▶ What is required: Filter the lines below, copying only those with the string "sword".

##### Provided material #####

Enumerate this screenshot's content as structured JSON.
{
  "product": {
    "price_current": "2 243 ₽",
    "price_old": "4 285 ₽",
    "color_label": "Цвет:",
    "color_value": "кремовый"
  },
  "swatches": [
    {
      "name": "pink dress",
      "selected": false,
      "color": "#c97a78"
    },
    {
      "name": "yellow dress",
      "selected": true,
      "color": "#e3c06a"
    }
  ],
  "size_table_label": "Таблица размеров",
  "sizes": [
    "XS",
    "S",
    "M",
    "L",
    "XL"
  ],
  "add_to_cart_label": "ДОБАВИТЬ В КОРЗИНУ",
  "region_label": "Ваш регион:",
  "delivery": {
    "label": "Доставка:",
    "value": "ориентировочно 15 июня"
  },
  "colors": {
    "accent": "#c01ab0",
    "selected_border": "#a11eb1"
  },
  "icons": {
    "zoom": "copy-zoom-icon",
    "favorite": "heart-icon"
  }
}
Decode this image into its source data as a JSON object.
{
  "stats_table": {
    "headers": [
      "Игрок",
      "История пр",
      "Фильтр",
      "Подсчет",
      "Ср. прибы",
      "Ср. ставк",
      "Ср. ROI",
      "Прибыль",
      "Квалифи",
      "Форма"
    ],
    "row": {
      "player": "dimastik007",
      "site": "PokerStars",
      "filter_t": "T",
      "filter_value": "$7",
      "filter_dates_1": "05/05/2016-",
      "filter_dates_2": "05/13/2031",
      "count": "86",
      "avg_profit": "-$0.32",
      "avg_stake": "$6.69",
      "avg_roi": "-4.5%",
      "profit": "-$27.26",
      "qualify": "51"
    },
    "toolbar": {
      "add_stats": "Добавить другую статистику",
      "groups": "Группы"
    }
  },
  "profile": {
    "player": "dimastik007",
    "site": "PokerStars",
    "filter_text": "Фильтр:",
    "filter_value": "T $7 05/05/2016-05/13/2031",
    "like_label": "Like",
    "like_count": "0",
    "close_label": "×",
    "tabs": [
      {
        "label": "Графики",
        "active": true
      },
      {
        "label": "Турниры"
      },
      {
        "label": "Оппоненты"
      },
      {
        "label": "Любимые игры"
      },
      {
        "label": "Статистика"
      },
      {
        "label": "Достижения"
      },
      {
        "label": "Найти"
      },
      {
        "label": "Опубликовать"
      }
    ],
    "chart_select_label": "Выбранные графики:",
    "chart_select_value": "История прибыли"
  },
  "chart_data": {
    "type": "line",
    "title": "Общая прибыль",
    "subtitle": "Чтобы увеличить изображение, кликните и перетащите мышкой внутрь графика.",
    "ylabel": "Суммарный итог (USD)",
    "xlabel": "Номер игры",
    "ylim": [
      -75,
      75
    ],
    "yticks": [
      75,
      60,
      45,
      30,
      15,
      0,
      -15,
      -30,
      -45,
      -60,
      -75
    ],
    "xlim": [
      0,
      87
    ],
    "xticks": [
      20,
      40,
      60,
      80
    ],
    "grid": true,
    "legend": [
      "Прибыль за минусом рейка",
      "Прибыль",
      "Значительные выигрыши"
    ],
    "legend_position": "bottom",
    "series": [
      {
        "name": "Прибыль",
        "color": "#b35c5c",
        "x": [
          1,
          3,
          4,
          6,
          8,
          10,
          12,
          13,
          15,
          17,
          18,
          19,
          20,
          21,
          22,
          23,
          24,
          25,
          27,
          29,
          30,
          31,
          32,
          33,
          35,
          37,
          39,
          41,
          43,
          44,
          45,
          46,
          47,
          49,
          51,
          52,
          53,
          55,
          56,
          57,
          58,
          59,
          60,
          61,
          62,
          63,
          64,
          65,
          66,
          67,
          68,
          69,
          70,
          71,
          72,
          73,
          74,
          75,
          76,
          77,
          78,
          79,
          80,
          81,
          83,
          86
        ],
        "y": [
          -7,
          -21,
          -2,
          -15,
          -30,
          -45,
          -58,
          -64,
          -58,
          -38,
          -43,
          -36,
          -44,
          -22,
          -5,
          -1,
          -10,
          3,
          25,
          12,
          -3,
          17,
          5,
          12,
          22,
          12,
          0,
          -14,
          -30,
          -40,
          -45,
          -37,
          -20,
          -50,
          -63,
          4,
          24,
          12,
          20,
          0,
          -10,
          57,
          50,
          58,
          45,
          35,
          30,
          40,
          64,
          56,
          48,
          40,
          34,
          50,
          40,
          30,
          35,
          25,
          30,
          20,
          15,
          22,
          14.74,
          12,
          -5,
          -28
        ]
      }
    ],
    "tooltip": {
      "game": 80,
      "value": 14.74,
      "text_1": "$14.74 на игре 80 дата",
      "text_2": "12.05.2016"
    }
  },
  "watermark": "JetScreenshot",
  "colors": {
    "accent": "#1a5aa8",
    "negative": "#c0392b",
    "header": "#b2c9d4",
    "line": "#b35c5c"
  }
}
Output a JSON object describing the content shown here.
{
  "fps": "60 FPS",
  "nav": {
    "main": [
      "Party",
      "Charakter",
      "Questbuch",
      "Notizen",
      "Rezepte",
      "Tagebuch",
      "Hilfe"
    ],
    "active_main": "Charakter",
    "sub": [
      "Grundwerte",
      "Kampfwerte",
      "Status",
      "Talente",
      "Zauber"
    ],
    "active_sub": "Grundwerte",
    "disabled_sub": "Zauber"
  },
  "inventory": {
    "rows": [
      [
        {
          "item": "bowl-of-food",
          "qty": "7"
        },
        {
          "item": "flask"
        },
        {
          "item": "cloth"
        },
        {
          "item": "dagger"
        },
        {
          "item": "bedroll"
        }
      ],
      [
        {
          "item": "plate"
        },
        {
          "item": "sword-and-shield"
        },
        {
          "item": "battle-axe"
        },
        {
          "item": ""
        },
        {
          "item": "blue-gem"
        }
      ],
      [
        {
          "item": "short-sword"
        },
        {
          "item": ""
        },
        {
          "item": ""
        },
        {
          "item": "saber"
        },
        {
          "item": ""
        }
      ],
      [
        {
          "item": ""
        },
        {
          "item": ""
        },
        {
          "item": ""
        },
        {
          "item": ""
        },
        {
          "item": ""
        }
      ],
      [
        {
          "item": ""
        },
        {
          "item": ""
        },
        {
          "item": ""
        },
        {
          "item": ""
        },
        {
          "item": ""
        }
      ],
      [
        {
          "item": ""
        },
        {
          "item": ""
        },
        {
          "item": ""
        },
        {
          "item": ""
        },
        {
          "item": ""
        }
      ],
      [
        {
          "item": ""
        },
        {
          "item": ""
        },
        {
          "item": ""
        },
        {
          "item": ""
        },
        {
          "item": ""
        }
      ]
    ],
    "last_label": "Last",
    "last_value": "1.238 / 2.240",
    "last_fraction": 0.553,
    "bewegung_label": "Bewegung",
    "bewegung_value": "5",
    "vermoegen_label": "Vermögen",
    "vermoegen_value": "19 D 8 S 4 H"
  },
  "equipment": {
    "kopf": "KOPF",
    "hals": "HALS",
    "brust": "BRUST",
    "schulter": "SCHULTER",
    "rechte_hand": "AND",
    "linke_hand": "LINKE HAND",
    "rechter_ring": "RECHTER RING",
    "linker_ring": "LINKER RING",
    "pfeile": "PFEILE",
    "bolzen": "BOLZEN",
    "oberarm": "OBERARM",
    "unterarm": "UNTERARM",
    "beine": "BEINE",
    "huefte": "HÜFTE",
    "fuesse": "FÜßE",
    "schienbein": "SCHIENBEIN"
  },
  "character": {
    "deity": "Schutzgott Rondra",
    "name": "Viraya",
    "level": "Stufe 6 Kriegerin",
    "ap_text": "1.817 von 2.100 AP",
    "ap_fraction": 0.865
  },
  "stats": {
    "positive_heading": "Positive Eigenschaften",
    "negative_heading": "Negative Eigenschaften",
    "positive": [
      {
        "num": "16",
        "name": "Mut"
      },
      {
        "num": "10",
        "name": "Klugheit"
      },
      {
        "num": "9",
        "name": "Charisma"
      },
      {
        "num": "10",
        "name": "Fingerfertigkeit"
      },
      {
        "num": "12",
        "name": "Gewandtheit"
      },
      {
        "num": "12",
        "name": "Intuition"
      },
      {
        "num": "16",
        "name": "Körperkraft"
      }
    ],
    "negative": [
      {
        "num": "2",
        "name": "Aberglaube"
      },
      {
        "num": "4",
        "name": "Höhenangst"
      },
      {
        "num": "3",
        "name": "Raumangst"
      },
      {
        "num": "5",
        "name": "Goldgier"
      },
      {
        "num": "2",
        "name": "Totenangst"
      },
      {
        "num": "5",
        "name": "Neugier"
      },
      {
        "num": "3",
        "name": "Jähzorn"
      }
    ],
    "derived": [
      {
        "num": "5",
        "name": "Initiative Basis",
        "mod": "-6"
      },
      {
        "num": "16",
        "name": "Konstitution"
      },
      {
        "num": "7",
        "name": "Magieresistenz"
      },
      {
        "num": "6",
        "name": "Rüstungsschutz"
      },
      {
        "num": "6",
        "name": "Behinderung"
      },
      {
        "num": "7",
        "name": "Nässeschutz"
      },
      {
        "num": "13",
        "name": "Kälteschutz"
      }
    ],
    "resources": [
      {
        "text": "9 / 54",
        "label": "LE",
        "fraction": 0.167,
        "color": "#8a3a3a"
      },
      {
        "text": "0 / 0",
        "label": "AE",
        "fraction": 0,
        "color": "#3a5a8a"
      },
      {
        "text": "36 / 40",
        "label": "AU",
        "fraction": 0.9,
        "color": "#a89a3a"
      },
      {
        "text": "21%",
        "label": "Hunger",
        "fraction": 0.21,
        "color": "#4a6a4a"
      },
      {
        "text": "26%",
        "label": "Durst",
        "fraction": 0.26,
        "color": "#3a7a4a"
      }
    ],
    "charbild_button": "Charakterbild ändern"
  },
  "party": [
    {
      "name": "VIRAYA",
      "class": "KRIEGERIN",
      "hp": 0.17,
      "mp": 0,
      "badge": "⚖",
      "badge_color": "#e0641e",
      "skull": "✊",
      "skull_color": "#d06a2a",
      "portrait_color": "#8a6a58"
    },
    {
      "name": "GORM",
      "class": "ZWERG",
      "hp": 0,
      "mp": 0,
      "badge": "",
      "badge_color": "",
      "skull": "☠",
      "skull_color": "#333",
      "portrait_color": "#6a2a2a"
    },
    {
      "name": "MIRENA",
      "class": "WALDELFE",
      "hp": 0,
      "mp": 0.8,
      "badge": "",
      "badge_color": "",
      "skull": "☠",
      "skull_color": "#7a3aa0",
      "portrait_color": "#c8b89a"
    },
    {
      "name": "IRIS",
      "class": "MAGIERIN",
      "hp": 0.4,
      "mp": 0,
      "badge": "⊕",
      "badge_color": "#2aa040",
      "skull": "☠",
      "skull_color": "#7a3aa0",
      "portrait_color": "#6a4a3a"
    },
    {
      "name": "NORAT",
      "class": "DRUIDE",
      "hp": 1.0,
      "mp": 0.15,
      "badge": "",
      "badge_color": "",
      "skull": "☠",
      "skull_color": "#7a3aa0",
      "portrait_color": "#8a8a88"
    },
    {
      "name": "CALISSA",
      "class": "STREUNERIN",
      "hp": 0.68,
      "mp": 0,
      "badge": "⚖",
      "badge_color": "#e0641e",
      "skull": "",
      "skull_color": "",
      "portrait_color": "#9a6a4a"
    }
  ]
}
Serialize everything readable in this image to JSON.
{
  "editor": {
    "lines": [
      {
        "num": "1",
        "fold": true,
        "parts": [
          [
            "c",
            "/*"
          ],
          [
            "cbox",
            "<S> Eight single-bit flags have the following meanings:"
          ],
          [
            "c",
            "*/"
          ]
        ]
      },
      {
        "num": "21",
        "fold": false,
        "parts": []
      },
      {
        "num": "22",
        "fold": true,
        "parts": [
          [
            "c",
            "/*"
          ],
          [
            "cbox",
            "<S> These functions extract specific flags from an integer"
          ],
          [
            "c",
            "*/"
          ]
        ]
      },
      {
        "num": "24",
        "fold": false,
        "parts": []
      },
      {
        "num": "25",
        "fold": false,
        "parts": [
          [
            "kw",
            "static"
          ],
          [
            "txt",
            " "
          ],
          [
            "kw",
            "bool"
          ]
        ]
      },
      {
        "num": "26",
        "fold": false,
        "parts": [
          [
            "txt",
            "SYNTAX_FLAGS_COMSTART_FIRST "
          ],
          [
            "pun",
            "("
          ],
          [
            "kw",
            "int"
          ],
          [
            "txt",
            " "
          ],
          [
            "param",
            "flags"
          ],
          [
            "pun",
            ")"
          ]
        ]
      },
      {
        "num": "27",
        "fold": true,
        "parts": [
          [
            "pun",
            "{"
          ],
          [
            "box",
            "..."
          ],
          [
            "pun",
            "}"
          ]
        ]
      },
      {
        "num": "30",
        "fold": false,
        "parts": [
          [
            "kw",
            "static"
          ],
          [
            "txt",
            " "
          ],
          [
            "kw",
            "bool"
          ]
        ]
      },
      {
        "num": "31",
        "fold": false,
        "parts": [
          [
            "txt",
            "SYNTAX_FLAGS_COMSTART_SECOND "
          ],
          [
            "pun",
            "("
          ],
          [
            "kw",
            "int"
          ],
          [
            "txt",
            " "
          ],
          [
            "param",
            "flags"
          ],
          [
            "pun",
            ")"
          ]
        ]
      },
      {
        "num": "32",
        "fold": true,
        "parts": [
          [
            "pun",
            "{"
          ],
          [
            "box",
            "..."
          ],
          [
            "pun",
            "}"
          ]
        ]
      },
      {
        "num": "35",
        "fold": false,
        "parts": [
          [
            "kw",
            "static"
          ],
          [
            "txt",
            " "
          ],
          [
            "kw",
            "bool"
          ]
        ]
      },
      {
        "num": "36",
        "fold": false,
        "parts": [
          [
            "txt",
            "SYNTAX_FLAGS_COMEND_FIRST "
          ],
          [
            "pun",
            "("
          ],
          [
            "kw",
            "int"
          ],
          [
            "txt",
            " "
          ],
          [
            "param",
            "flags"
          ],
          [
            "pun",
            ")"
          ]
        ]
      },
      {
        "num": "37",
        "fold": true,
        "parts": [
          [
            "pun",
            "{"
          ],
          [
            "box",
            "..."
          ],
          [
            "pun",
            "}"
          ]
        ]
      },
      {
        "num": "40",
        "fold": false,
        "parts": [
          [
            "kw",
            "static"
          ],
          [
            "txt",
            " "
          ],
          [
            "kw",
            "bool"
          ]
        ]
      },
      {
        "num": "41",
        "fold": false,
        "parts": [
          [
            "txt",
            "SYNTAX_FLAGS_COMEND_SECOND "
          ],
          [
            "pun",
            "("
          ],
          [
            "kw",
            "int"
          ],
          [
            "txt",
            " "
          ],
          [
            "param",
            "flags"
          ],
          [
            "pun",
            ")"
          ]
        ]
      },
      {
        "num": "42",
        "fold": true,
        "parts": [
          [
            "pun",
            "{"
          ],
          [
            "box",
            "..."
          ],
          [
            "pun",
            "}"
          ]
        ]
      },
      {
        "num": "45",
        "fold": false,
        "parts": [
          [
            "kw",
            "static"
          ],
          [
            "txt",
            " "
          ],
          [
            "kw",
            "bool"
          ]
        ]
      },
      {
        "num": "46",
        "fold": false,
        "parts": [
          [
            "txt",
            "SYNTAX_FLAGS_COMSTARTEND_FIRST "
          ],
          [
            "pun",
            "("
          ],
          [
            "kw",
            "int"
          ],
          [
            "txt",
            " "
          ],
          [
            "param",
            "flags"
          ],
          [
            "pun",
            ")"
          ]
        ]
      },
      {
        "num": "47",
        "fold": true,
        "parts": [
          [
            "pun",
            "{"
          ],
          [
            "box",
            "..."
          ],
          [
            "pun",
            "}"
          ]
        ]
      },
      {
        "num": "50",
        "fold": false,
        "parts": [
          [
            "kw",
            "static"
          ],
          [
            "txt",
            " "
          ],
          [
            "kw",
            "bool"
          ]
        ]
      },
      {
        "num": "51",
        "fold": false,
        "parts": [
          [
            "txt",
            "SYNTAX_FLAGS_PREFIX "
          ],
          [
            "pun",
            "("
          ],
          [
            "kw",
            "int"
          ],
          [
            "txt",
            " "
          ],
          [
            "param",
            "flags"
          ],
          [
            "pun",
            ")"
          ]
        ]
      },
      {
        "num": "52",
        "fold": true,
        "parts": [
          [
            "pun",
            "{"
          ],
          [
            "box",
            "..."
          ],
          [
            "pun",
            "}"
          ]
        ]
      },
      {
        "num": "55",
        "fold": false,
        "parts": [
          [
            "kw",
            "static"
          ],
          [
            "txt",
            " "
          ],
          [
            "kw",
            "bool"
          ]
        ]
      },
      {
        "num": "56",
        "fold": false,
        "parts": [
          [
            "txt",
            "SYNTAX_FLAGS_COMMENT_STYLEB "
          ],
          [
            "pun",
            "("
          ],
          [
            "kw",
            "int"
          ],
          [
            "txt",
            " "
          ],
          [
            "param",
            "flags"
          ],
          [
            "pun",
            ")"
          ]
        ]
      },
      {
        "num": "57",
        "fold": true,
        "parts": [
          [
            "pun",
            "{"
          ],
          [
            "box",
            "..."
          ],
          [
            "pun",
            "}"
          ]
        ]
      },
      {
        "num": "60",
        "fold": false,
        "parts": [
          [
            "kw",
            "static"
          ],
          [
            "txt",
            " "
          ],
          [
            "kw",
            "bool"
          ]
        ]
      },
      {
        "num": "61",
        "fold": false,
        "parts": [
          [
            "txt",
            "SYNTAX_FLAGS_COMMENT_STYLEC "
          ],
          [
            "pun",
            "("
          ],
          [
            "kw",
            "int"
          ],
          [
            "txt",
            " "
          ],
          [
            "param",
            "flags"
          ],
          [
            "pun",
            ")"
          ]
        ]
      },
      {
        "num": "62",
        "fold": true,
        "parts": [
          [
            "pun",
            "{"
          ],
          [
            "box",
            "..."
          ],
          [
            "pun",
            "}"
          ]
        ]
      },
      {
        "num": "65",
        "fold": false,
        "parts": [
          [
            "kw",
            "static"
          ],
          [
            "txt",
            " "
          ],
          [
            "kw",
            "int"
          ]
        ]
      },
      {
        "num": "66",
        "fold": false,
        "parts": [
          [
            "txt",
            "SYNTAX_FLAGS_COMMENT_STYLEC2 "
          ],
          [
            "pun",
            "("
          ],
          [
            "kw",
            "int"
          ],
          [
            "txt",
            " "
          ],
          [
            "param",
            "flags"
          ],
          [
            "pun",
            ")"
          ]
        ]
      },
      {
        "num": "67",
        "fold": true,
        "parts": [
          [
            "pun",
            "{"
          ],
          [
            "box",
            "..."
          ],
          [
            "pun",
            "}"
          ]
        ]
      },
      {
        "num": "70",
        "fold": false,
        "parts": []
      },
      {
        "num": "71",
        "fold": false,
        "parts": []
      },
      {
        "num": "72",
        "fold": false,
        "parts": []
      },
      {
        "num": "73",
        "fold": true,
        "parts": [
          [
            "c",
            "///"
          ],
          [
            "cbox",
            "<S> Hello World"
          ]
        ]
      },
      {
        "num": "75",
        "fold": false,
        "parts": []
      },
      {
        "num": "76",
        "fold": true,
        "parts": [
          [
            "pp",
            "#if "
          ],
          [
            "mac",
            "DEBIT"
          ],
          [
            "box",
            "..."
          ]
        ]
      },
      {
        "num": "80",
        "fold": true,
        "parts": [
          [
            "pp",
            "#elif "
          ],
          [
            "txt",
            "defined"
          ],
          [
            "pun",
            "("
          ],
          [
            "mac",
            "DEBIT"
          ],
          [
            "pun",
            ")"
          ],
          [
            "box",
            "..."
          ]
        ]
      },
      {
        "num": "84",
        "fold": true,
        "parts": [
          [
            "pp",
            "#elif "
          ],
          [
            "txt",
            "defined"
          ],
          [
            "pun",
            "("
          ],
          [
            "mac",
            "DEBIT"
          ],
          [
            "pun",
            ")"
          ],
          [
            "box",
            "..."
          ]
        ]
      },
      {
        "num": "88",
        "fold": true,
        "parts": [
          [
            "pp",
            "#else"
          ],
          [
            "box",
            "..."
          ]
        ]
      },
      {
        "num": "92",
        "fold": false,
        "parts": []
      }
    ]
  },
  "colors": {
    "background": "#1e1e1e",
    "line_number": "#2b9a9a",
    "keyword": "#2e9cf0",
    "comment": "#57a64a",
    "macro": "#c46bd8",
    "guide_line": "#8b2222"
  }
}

#####

▶ Complete response:
          "item": "sword-and-shield"
          "item": "short-sword"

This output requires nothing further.